[Start Page]

Case ID: sw2d_99/html/0328-01.html
Source: Caselaw Access Project
Author: {"author": "GRAVES, Justice.", "license": "Public Domain", "url": "https://static.case.law/"}
Date Created: 2024-08-24T03:29:51.129683

LEONARD et al. v. SMITH.
    No. 10456.
    Court of Civil Appeals of Texas. Galveston.
    Oct. 29, 1936.
    Cutrer & Murfee, of Houston, for appellants.
    Weslow, Beadle St. Keilin, of Houston, for appellee.
   GRAVES, Justice.

The appellee adopts as correct this statement of the nature and result of the suit, appearing in the appellants’ brief:

"On April 16, 1929, Lang Smith, as the owner of the West 25 by 100 feet of Lot ‘P,’ and the adjoining East 30 by 50 feet of Lots 3 and 4 in Block 5 of Southmore Addition, Section 4, Tract 116, to the City of Houston, Harris County, Texas, entered into a mechanic’s lien contract with one John T. Peavy as contractor for construction by the said Peavy of a two-story brick veneer duplex and garage on said property, wherein said Smith gave and granted said Peavy a mechanic’s and ma-terialman’s lien on said property to secure the payment of three notes of even date therewith, executed by the said Smith and recited in said contract as the consideration for the undertakings of the said Peavy as contractor, note No. One being for $7000.00, and payable to the order of John T. Peavy at First National Bank in Houston in eighteen semi-annual installments of $180.00 each, and one last or final installment of $3760.00, the first installment being due and payable on July 1, 1930, and the remainder of said installments being due and payable in their consecutive numerical order one on the first days of each January and July thereafter until the full principal of said note matured, said note bearing interest from date until maturity at the rate of six and one-half per cent per annum, payable semi-annually on the first days of January and July of each year, beginning January 1, 1930; note No. Two being for $700.00 and payable to the order of J. C. Leonard Company in twenty semi-annual installments of $35.00 each, the first installment being due and payable on January 1, 1930, and one oí said remaining installments being due and payable on the first days of each July and January thereafter until said note is fully paid, said note bearing no interest before its maturity; and note No. Three being for $1000.00, bearing interest from date until maturity at the rate of eight per cent per annum and being payable to the order of John T. Peavy in monthly installments of $45.23 each, including interest, beginning July 16, 1929. By assignment attached to said mechanic’s lien contract, Peavy assigned the $7000.00 note and the liens securing it to the Mortgage-Bond Company of New York.
“The $7000.00 note and the $700.00 note were further and additionally secured by deed of trust with power of sale, dated the” same date with said notes and mechanic’s lien contract, executed by the'said Lang- Smith to J. G. Hestwood, Trustee, and covering said property. The liens securing the payment of note No. One were made superior to the liens securing the payment of notes Nos. Two and Three, and the liens securing the payment of note No. Two were made superior to the liens securing the payment of note No. Three.

[End Page]
[Start Data extract]

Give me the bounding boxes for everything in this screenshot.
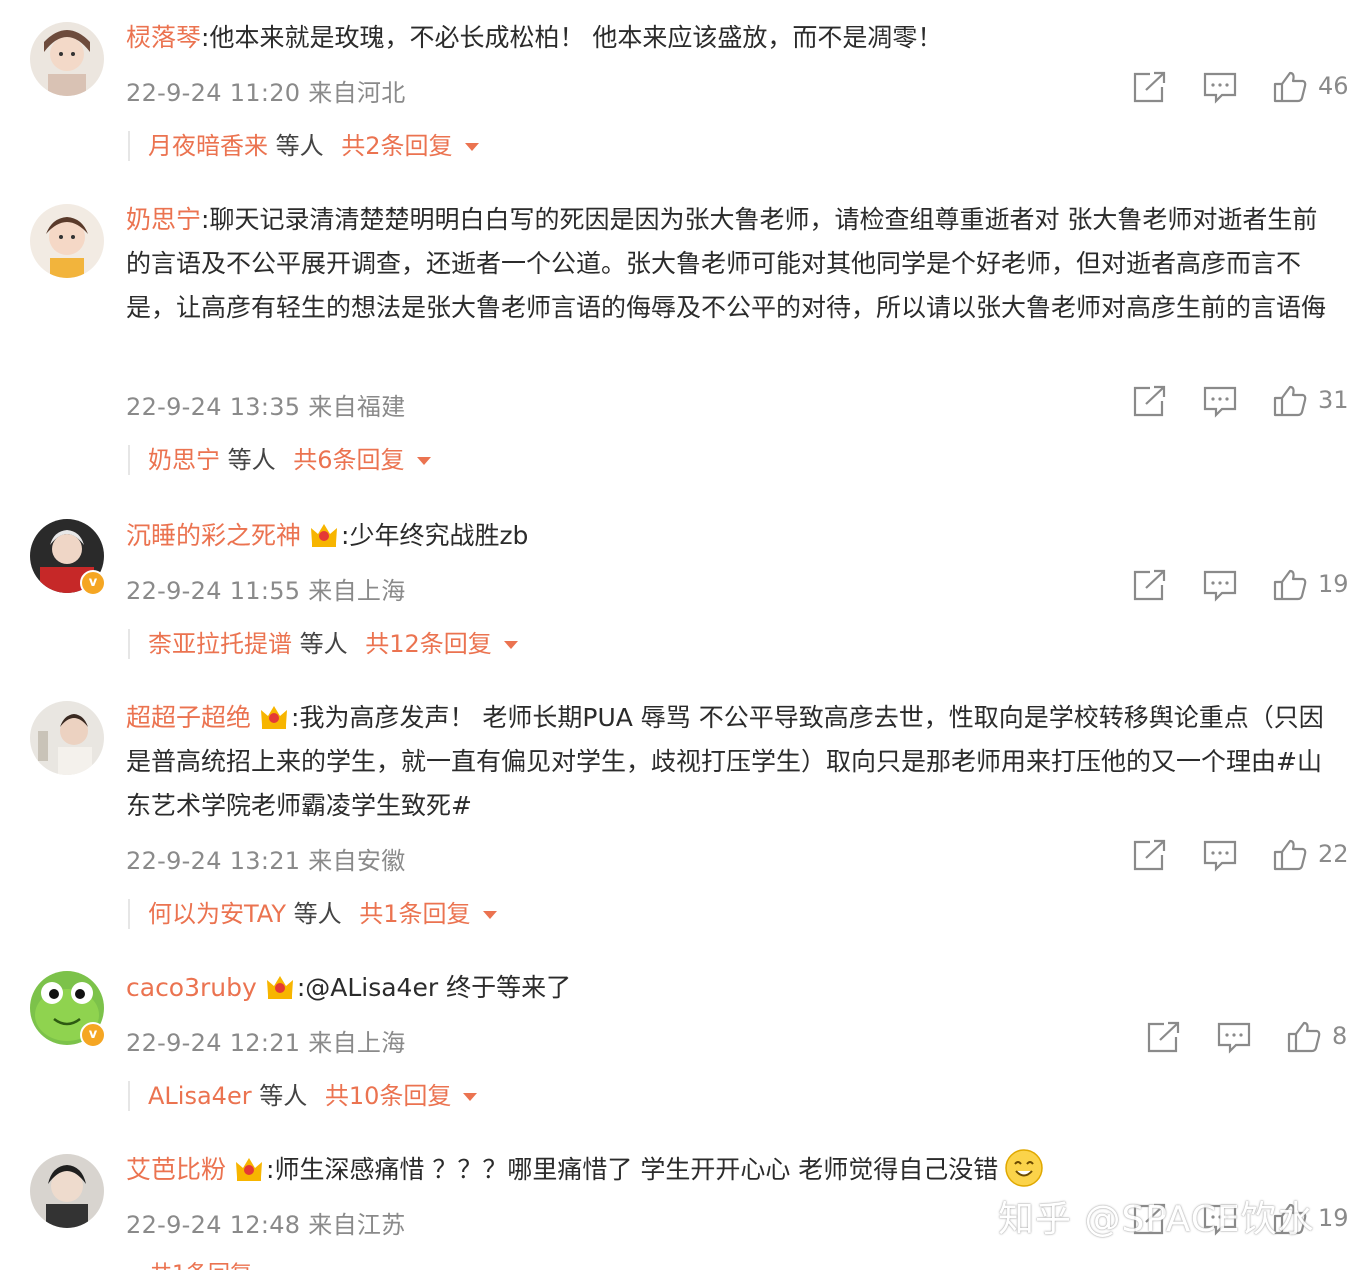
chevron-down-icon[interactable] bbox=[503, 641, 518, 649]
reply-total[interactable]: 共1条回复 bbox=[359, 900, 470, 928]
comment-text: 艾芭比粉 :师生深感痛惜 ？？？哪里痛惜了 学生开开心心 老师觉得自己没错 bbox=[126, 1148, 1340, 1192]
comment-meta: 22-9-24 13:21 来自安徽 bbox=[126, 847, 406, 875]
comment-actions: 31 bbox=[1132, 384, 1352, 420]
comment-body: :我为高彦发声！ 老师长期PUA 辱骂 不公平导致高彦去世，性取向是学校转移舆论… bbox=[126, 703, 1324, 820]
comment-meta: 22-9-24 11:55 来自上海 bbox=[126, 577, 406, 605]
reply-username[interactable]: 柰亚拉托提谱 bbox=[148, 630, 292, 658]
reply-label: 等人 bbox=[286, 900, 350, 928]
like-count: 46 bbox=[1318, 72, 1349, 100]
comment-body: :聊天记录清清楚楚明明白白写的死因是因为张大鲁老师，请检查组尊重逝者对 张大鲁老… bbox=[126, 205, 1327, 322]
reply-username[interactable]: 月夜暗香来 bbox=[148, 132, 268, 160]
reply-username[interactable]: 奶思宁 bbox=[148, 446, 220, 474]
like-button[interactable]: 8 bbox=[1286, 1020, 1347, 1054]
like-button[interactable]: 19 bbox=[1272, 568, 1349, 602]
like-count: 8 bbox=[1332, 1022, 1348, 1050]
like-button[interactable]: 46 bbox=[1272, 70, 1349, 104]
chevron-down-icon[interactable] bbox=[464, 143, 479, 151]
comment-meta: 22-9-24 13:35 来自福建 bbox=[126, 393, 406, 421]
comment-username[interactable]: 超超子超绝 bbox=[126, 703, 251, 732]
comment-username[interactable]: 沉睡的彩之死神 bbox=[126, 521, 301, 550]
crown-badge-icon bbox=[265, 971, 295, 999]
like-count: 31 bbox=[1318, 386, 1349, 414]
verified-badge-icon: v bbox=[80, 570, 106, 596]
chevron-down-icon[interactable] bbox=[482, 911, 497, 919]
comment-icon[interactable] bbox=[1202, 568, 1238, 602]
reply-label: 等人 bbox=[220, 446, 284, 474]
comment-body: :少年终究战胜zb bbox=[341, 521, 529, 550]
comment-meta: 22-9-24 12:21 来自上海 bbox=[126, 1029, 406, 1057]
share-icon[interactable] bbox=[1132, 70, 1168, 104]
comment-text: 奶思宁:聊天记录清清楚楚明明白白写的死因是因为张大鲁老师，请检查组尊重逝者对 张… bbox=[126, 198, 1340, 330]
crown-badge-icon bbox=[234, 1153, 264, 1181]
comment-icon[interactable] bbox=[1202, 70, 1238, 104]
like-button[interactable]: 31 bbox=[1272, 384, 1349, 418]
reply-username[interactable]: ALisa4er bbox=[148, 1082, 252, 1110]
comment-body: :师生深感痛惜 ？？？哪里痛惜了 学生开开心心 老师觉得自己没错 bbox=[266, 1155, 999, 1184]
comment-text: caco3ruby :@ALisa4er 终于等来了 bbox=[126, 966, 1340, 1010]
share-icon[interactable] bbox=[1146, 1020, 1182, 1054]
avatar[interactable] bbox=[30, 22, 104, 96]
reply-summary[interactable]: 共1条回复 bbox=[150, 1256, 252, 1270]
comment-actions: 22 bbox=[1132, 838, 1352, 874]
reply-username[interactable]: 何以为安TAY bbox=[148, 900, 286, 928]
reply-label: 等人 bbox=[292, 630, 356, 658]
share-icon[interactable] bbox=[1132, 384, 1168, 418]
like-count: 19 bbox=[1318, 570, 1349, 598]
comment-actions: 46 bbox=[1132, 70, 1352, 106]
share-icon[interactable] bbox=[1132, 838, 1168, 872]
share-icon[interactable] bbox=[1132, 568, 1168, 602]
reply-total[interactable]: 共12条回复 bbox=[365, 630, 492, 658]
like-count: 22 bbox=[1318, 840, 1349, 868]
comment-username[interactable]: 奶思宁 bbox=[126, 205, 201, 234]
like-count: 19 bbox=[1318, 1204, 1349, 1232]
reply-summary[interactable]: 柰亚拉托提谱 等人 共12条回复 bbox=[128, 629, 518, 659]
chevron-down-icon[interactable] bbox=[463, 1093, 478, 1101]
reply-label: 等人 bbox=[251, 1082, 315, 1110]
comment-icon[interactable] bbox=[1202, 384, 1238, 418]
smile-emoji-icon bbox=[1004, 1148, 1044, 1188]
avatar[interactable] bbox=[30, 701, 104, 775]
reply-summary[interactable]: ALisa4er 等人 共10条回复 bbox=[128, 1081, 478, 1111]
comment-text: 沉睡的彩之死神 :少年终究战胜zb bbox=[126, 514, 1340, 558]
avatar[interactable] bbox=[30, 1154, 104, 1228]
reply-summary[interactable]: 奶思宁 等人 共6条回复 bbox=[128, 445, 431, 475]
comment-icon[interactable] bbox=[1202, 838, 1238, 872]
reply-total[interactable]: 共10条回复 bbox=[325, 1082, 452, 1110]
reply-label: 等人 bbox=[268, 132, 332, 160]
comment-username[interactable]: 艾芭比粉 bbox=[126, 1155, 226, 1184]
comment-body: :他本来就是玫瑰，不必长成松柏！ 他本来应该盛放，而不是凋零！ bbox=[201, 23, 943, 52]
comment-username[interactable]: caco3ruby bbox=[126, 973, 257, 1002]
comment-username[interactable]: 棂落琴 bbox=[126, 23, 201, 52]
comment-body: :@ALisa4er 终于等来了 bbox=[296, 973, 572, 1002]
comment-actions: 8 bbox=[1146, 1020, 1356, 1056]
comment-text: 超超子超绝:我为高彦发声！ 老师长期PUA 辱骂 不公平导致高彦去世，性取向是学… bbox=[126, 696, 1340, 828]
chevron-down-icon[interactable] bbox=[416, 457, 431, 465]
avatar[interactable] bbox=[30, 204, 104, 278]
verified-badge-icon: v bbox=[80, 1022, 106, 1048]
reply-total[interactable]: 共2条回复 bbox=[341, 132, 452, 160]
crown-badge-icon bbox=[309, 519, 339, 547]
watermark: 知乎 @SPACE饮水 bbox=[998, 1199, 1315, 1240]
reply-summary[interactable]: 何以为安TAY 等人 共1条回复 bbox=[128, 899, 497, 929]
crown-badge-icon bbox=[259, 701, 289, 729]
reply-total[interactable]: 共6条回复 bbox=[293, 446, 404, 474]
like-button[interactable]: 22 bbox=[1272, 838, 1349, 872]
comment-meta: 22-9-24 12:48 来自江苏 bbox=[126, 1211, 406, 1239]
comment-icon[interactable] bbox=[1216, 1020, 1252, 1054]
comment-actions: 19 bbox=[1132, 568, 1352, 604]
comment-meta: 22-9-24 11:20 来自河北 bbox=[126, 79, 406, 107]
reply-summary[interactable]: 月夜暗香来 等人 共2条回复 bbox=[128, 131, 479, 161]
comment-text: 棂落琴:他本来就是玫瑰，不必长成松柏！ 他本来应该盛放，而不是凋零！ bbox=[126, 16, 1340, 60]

[End Data extract]
[Start Data extract]

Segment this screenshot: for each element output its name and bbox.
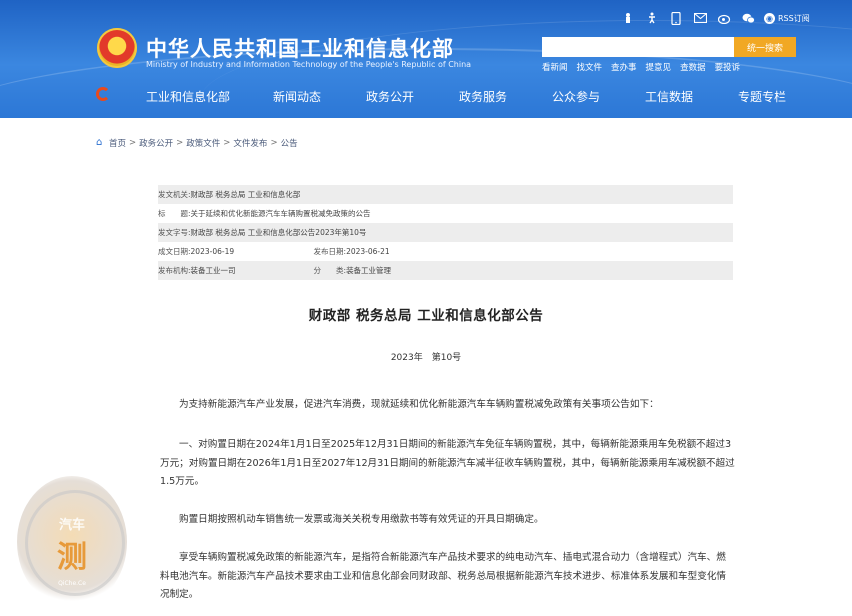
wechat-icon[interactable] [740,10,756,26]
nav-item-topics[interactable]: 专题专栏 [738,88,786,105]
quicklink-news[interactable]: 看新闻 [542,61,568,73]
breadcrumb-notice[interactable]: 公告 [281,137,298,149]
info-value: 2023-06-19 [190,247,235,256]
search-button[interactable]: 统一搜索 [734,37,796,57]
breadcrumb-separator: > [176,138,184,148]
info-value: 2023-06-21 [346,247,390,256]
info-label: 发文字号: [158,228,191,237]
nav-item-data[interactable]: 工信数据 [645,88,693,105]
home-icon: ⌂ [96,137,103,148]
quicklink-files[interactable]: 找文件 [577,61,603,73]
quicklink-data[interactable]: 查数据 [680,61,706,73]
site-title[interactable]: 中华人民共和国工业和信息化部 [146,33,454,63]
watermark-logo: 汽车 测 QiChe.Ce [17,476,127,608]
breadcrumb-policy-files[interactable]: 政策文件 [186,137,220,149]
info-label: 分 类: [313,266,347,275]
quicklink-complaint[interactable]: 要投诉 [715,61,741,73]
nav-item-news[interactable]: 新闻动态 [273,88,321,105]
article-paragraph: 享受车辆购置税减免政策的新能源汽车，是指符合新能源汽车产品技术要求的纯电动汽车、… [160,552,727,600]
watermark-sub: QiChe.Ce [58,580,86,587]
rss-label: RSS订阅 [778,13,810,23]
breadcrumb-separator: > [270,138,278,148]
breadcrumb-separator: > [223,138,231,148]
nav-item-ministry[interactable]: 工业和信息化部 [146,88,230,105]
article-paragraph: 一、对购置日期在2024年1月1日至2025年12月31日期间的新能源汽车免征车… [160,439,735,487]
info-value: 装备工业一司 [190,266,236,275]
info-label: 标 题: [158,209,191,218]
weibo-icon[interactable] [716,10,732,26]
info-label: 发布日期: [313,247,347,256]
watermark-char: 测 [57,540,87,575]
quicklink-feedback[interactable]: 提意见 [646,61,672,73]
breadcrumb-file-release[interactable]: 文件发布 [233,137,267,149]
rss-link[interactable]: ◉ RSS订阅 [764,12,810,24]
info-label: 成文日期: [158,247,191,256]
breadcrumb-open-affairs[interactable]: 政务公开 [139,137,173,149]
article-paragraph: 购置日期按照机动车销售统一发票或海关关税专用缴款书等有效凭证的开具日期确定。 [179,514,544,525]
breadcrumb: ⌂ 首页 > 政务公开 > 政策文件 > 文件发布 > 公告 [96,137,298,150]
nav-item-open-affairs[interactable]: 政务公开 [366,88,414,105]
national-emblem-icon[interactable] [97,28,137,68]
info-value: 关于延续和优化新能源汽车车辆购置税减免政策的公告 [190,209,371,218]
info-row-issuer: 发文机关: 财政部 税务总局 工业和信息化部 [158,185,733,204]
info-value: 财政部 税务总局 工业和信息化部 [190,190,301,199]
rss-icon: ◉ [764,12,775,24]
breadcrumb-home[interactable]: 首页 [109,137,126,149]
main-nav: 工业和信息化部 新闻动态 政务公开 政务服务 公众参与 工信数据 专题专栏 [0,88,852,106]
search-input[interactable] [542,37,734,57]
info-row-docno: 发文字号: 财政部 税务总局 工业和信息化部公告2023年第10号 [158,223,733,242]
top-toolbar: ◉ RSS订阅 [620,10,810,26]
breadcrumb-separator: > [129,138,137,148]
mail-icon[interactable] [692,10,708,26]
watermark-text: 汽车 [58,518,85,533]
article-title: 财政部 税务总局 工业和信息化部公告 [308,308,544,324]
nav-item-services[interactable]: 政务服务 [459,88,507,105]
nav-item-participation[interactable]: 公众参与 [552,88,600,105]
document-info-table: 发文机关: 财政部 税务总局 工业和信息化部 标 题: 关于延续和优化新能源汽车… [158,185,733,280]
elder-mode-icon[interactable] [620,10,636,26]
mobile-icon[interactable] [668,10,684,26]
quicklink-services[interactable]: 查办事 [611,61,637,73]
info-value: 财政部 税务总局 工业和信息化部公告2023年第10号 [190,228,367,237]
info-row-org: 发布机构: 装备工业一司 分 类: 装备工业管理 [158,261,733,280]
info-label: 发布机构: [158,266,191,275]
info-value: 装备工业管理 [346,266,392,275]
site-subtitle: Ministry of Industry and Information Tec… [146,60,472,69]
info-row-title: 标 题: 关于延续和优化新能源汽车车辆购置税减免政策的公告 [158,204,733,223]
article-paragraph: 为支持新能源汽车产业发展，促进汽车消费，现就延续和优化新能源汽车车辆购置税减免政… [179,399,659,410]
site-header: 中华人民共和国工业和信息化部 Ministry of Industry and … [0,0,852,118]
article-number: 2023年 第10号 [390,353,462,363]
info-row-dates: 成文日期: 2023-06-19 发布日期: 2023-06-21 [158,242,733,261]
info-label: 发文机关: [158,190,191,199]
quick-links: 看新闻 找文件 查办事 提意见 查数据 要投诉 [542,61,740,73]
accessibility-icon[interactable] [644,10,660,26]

[End Data extract]

- **Set of tasks**:
(A) Quote the court opinion word for word, beginning at the words "LEONARD et al." and stopping after "Houston, for appellee.".
(B) According to the court opinion, to whom did Peavy assign the $7000.00 note?
You won't need the lines for this.

- **Outputs for the tasks**:
(A)
LEONARD et al. v. SMITH.
    No. 10456.
    Court of Civil Appeals of Texas. Galveston.
    Oct. 29, 1936.
    Cutrer & Murfee, of Houston, for appellants.
    Weslow, Beadle St. Keilin, of Houston, for appellee.

(B) The Mortgage-Bond Company of New York